= Aim =
Repeat the material in full. Keep every line exactly as it is.

= Records provided =

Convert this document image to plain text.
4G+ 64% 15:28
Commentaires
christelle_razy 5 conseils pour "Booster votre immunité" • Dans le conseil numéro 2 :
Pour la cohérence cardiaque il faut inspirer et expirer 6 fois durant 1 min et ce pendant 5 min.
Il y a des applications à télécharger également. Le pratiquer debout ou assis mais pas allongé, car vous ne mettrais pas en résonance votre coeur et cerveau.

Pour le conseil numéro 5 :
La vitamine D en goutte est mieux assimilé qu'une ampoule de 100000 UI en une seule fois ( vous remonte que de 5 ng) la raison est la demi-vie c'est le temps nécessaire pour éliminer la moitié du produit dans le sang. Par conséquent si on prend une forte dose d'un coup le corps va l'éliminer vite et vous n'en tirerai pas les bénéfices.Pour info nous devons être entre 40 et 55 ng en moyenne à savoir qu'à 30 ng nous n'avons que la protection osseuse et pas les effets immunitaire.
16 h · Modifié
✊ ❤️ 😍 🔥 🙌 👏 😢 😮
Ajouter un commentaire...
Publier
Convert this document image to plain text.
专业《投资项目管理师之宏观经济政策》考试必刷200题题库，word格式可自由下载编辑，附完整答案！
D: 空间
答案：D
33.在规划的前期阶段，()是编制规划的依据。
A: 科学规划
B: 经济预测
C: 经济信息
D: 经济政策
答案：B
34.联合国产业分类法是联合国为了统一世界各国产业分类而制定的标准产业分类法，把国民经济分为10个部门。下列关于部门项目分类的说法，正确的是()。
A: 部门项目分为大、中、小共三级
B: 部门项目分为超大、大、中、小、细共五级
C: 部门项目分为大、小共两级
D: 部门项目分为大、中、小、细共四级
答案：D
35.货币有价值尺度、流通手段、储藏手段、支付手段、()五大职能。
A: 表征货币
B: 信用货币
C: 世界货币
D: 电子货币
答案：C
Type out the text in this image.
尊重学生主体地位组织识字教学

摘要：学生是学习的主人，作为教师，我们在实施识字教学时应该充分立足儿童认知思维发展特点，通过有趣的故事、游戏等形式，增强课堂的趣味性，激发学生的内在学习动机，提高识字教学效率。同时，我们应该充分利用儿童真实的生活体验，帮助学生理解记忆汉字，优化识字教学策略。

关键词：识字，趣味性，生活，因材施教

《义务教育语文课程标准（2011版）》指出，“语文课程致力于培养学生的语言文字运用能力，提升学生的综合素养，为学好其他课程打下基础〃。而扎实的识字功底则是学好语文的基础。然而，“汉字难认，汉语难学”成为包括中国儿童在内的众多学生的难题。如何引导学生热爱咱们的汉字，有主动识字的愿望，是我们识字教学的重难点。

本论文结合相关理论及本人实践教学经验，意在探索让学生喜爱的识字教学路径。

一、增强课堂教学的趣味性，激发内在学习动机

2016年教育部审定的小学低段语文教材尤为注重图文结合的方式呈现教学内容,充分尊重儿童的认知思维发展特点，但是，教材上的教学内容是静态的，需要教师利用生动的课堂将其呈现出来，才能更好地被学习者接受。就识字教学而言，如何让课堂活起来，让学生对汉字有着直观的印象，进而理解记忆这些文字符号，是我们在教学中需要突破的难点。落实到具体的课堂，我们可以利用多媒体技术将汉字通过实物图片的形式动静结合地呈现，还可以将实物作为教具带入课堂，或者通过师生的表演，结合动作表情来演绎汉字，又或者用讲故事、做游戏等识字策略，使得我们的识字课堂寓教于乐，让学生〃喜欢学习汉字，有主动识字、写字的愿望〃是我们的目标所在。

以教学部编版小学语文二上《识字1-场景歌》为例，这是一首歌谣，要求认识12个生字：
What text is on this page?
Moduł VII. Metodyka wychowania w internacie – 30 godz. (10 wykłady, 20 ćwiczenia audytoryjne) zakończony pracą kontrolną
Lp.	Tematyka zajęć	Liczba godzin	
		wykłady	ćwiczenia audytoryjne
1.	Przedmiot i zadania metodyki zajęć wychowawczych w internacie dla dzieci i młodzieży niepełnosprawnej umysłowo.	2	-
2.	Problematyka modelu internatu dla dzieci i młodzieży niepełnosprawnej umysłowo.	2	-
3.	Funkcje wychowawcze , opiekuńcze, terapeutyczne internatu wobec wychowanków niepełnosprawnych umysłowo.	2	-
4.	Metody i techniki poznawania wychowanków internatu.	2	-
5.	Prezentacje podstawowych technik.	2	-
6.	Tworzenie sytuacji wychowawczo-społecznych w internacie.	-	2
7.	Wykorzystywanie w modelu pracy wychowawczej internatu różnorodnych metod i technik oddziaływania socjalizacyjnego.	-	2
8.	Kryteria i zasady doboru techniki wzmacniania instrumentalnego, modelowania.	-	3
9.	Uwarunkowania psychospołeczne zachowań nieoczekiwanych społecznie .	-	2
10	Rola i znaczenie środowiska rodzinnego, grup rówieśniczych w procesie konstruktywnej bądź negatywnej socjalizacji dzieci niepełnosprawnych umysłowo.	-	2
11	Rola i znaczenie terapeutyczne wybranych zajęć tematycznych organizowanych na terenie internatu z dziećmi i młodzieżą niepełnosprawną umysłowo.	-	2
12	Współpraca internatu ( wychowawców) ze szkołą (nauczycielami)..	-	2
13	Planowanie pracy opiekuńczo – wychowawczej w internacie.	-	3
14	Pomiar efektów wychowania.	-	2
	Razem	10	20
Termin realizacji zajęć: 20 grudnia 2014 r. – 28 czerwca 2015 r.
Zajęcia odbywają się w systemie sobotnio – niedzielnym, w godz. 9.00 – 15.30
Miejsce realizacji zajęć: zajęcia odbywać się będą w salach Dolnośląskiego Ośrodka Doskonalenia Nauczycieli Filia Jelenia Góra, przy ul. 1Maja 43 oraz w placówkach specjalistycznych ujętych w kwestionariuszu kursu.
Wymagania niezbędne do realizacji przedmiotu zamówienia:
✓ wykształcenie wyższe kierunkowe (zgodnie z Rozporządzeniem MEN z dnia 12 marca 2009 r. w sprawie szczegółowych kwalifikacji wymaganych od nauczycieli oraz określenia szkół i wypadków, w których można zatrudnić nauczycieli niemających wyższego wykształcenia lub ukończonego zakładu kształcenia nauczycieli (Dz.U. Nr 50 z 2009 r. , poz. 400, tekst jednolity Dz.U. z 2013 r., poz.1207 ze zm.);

= Task solution =
Convert this document image to plain text.
4G+ 64% 15:28
Commentaires
christelle_razy 5 conseils pour "Booster votre immunité" • Dans le conseil numéro 2 :
Pour la cohérence cardiaque il faut inspirer et expirer 6 fois durant 1 min et ce pendant 5 min.
Il y a des applications à télécharger également. Le pratiquer debout ou assis mais pas allongé, car vous ne mettrais pas en résonance votre coeur et cerveau.

Pour le conseil numéro 5 :
La vitamine D en goutte est mieux assimilé qu'une ampoule de 100000 UI en une seule fois ( vous remonte que de 5 ng) la raison est la demi-vie c'est le temps nécessaire pour éliminer la moitié du produit dans le sang. Par conséquent si on prend une forte dose d'un coup le corps va l'éliminer vite et vous n'en tirerai pas les bénéfices.Pour info nous devons être entre 40 et 55 ng en moyenne à savoir qu'à 30 ng nous n'avons que la protection osseuse et pas les effets immunitaire.
16 h · Modifié
✊ ❤️ 😍 🔥 🙌 👏 😢 😮
Ajouter un commentaire...
Publier
Convert this document image to plain text.
专业《投资项目管理师之宏观经济政策》考试必刷200题题库，word格式可自由下载编辑，附完整答案！
D: 空间
答案：D
33.在规划的前期阶段，()是编制规划的依据。
A: 科学规划
B: 经济预测
C: 经济信息
D: 经济政策
答案：B
34.联合国产业分类法是联合国为了统一世界各国产业分类而制定的标准产业分类法，把国民经济分为10个部门。下列关于部门项目分类的说法，正确的是()。
A: 部门项目分为大、中、小共三级
B: 部门项目分为超大、大、中、小、细共五级
C: 部门项目分为大、小共两级
D: 部门项目分为大、中、小、细共四级
答案：D
35.货币有价值尺度、流通手段、储藏手段、支付手段、()五大职能。
A: 表征货币
B: 信用货币
C: 世界货币
D: 电子货币
答案：C
Type out the text in this image.
尊重学生主体地位组织识字教学

摘要：学生是学习的主人，作为教师，我们在实施识字教学时应该充分立足儿童认知思维发展特点，通过有趣的故事、游戏等形式，增强课堂的趣味性，激发学生的内在学习动机，提高识字教学效率。同时，我们应该充分利用儿童真实的生活体验，帮助学生理解记忆汉字，优化识字教学策略。

关键词：识字，趣味性，生活，因材施教

《义务教育语文课程标准（2011版）》指出，“语文课程致力于培养学生的语言文字运用能力，提升学生的综合素养，为学好其他课程打下基础〃。而扎实的识字功底则是学好语文的基础。然而，“汉字难认，汉语难学”成为包括中国儿童在内的众多学生的难题。如何引导学生热爱咱们的汉字，有主动识字的愿望，是我们识字教学的重难点。

本论文结合相关理论及本人实践教学经验，意在探索让学生喜爱的识字教学路径。

一、增强课堂教学的趣味性，激发内在学习动机

2016年教育部审定的小学低段语文教材尤为注重图文结合的方式呈现教学内容,充分尊重儿童的认知思维发展特点，但是，教材上的教学内容是静态的，需要教师利用生动的课堂将其呈现出来，才能更好地被学习者接受。就识字教学而言，如何让课堂活起来，让学生对汉字有着直观的印象，进而理解记忆这些文字符号，是我们在教学中需要突破的难点。落实到具体的课堂，我们可以利用多媒体技术将汉字通过实物图片的形式动静结合地呈现，还可以将实物作为教具带入课堂，或者通过师生的表演，结合动作表情来演绎汉字，又或者用讲故事、做游戏等识字策略，使得我们的识字课堂寓教于乐，让学生〃喜欢学习汉字，有主动识字、写字的愿望〃是我们的目标所在。

以教学部编版小学语文二上《识字1-场景歌》为例，这是一首歌谣，要求认识12个生字：
What text is on this page?
Moduł VII. Metodyka wychowania w internacie – 30 godz. (10 wykłady, 20 ćwiczenia audytoryjne) zakończony pracą kontrolną
Lp.	Tematyka zajęć	Liczba godzin	
		wykłady	ćwiczenia audytoryjne
1.	Przedmiot i zadania metodyki zajęć wychowawczych w internacie dla dzieci i młodzieży niepełnosprawnej umysłowo.	2	-
2.	Problematyka modelu internatu dla dzieci i młodzieży niepełnosprawnej umysłowo.	2	-
3.	Funkcje wychowawcze , opiekuńcze, terapeutyczne internatu wobec wychowanków niepełnosprawnych umysłowo.	2	-
4.	Metody i techniki poznawania wychowanków internatu.	2	-
5.	Prezentacje podstawowych technik.	2	-
6.	Tworzenie sytuacji wychowawczo-społecznych w internacie.	-	2
7.	Wykorzystywanie w modelu pracy wychowawczej internatu różnorodnych metod i technik oddziaływania socjalizacyjnego.	-	2
8.	Kryteria i zasady doboru techniki wzmacniania instrumentalnego, modelowania.	-	3
9.	Uwarunkowania psychospołeczne zachowań nieoczekiwanych społecznie .	-	2
10	Rola i znaczenie środowiska rodzinnego, grup rówieśniczych w procesie konstruktywnej bądź negatywnej socjalizacji dzieci niepełnosprawnych umysłowo.	-	2
11	Rola i znaczenie terapeutyczne wybranych zajęć tematycznych organizowanych na terenie internatu z dziećmi i młodzieżą niepełnosprawną umysłowo.	-	2
12	Współpraca internatu ( wychowawców) ze szkołą (nauczycielami)..	-	2
13	Planowanie pracy opiekuńczo – wychowawczej w internacie.	-	3
14	Pomiar efektów wychowania.	-	2
	Razem	10	20
Termin realizacji zajęć: 20 grudnia 2014 r. – 28 czerwca 2015 r.
Zajęcia odbywają się w systemie sobotnio – niedzielnym, w godz. 9.00 – 15.30
Miejsce realizacji zajęć: zajęcia odbywać się będą w salach Dolnośląskiego Ośrodka Doskonalenia Nauczycieli Filia Jelenia Góra, przy ul. 1Maja 43 oraz w placówkach specjalistycznych ujętych w kwestionariuszu kursu.
Wymagania niezbędne do realizacji przedmiotu zamówienia:
✓ wykształcenie wyższe kierunkowe (zgodnie z Rozporządzeniem MEN z dnia 12 marca 2009 r. w sprawie szczegółowych kwalifikacji wymaganych od nauczycieli oraz określenia szkół i wypadków, w których można zatrudnić nauczycieli niemających wyższego wykształcenia lub ukończonego zakładu kształcenia nauczycieli (Dz.U. Nr 50 z 2009 r. , poz. 400, tekst jednolity Dz.U. z 2013 r., poz.1207 ze zm.);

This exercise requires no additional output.